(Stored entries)
++++

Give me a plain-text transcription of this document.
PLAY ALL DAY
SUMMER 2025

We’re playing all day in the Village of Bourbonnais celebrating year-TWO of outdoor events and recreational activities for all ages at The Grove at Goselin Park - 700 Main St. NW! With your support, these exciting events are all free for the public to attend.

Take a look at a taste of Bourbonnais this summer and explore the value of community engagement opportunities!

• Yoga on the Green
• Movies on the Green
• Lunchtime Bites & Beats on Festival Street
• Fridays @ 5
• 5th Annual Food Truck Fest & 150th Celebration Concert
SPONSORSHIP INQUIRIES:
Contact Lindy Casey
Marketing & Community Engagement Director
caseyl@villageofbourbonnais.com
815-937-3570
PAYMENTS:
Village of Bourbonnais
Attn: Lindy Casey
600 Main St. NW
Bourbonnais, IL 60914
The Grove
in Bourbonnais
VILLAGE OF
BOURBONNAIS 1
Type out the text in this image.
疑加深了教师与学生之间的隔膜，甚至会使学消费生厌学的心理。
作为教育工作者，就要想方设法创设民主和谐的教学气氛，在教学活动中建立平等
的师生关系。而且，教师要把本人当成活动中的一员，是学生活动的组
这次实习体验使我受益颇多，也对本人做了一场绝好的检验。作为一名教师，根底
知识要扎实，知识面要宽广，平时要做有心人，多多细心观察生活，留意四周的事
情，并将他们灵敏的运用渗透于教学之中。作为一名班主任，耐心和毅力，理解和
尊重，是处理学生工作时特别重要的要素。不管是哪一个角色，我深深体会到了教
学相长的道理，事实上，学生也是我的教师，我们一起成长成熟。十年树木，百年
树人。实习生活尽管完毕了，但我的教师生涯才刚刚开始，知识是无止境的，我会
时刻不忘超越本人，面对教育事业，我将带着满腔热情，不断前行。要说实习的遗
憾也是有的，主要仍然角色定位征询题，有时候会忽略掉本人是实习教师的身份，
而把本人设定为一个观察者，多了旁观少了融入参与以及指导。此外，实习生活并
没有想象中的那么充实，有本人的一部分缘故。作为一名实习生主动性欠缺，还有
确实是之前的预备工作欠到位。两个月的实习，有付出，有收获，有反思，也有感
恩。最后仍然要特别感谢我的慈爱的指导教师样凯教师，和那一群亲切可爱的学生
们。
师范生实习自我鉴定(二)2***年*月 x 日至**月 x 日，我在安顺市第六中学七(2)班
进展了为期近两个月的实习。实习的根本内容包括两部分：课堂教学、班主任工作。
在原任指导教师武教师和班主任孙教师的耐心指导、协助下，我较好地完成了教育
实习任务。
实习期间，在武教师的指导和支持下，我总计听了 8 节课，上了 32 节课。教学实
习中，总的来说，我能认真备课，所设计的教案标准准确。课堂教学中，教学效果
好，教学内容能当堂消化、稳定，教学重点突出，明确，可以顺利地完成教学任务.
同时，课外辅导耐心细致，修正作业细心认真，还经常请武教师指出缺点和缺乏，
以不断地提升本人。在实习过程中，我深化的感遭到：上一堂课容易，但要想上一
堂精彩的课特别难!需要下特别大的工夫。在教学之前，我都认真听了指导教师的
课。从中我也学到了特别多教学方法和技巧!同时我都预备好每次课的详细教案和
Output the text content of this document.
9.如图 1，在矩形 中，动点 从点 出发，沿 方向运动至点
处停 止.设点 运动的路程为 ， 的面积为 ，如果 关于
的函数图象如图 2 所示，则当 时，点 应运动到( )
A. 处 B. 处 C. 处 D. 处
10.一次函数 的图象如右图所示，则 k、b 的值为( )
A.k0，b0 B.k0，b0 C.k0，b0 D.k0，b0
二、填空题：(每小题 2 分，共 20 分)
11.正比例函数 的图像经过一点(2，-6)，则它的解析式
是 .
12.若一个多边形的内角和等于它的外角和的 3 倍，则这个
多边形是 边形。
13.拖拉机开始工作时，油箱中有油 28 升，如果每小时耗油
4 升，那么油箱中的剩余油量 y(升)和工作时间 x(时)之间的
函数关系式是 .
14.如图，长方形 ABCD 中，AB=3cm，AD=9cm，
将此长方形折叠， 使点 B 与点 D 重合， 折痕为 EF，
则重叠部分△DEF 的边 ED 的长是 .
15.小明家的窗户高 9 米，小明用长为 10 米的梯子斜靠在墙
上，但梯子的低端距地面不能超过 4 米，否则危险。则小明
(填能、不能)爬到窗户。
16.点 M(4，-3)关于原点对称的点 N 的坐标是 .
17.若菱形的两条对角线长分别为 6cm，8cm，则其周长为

++++

Search the data for the word "this" and copy each line where it appears.

Problem solution
Give me a plain-text transcription of this document.
Take a look at a taste of Bourbonnais this summer and explore the value of community engagement opportunities!
Type out the text in this image.
Output the text content of this document.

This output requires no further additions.